-- Start RECORDS FOR PROCESSING --
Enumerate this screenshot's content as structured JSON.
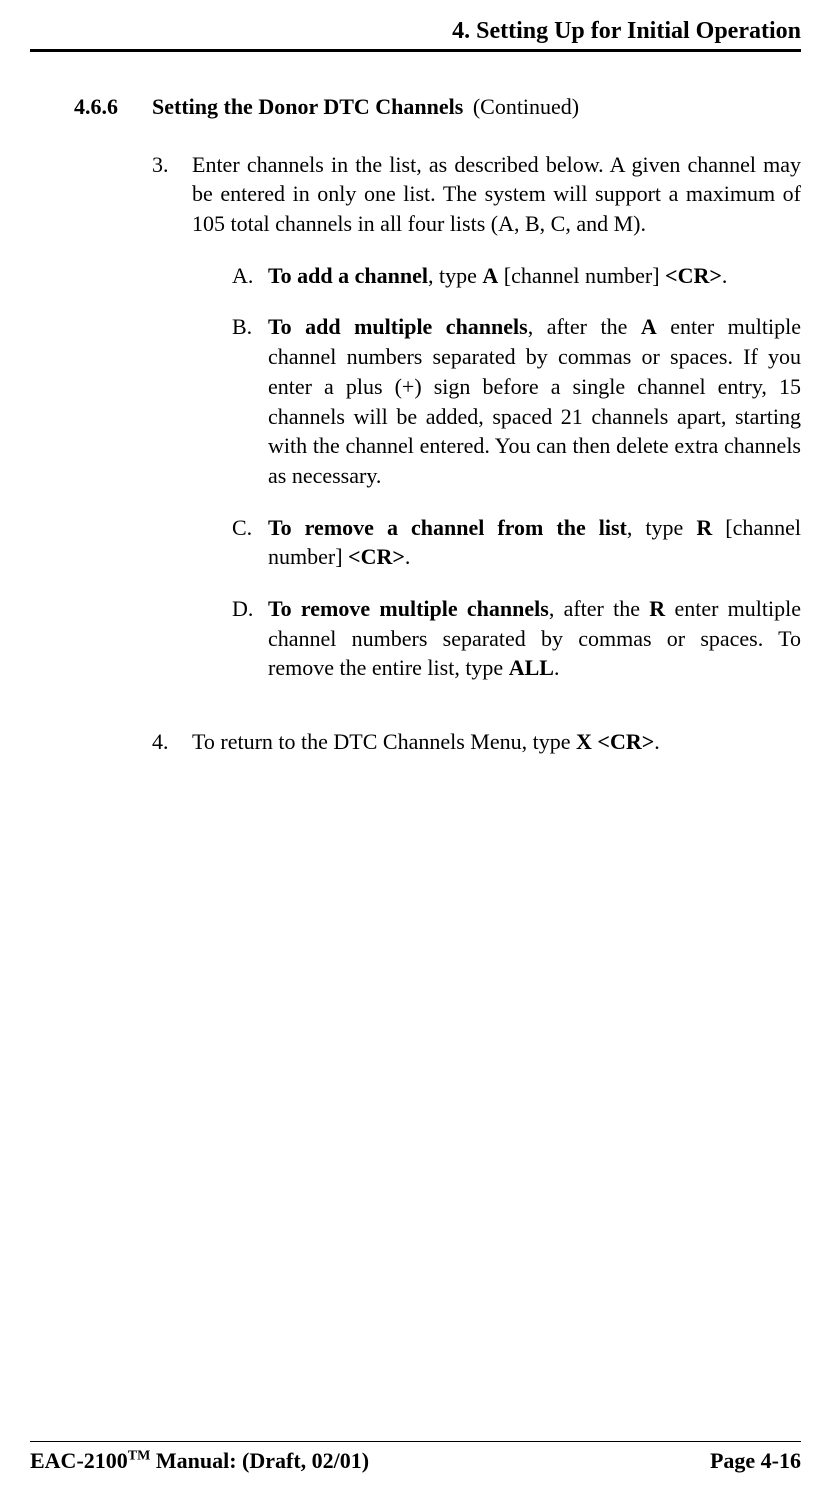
{
  "header": {
    "chapter": "4. Setting Up for Initial Operation"
  },
  "section": {
    "number": "4.6.6",
    "title": "Setting the Donor DTC Channels",
    "suffix": "(Continued)"
  },
  "step3": {
    "marker": "3.",
    "intro": "Enter channels in the list, as described below. A given channel may be entered in only one list. The system will support a maximum of 105 total channels in all four lists (A, B, C, and M).",
    "A": {
      "marker": "A.",
      "lead": "To add a channel",
      "mid": ", type ",
      "key": "A",
      "tail": " [channel number] ",
      "end": "<CR>",
      "dot": "."
    },
    "B": {
      "marker": "B.",
      "lead": "To add multiple channels",
      "mid1": ", after the ",
      "key": "A",
      "rest": " enter multiple channel numbers separated by commas or spaces. If you enter a plus (+) sign before a single channel entry, 15 channels will be added, spaced 21 channels apart, starting with the channel entered. You can then delete extra channels as necessary."
    },
    "C": {
      "marker": "C.",
      "lead": "To remove a channel from the list",
      "mid": ", type ",
      "key": "R",
      "tail": " [channel number] ",
      "end": "<CR>",
      "dot": "."
    },
    "D": {
      "marker": "D.",
      "lead": "To remove multiple channels",
      "mid1": ", after the ",
      "key": "R",
      "mid2": " enter multiple channel numbers separated by commas or spaces. To remove the entire list, type ",
      "all": "ALL",
      "dot": "."
    }
  },
  "step4": {
    "marker": "4.",
    "pre": "To return to the DTC Channels Menu, type ",
    "key": "X <CR>",
    "dot": "."
  },
  "footer": {
    "left_pre": "EAC-2100",
    "left_tm": "TM",
    "left_post": " Manual: (Draft, 02/01)",
    "right": "Page 4-16"
  }
}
-- End RECORDS FOR PROCESSING --
Quote every line of the records above exactly; no picture is to be copied.

- _ANSWER BELOW_
Enumerate this screenshot's content as structured JSON.
{
  "header": {
    "chapter": "4. Setting Up for Initial Operation"
  },
  "section": {
    "number": "4.6.6",
    "title": "Setting the Donor DTC Channels",
    "suffix": "(Continued)"
  },
  "step3": {
    "marker": "3.",
    "intro": "Enter channels in the list, as described below. A given channel may be entered in only one list. The system will support a maximum of 105 total channels in all four lists (A, B, C, and M).",
    "A": {
      "marker": "A.",
      "lead": "To add a channel",
      "mid": ", type ",
      "key": "A",
      "tail": " [channel number] ",
      "end": "<CR>",
      "dot": "."
    },
    "B": {
      "marker": "B.",
      "lead": "To add multiple channels",
      "mid1": ", after the ",
      "key": "A",
      "rest": " enter multiple channel numbers separated by commas or spaces. If you enter a plus (+) sign before a single channel entry, 15 channels will be added, spaced 21 channels apart, starting with the channel entered. You can then delete extra channels as necessary."
    },
    "C": {
      "marker": "C.",
      "lead": "To remove a channel from the list",
      "mid": ", type ",
      "key": "R",
      "tail": " [channel number] ",
      "end": "<CR>",
      "dot": "."
    },
    "D": {
      "marker": "D.",
      "lead": "To remove multiple channels",
      "mid1": ", after the ",
      "key": "R",
      "mid2": " enter multiple channel numbers separated by commas or spaces. To remove the entire list, type ",
      "all": "ALL",
      "dot": "."
    }
  },
  "step4": {
    "marker": "4.",
    "pre": "To return to the DTC Channels Menu, type ",
    "key": "X <CR>",
    "dot": "."
  },
  "footer": {
    "left_pre": "EAC-2100",
    "left_tm": "TM",
    "left_post": " Manual: (Draft, 02/01)",
    "right": "Page 4-16"
  }
}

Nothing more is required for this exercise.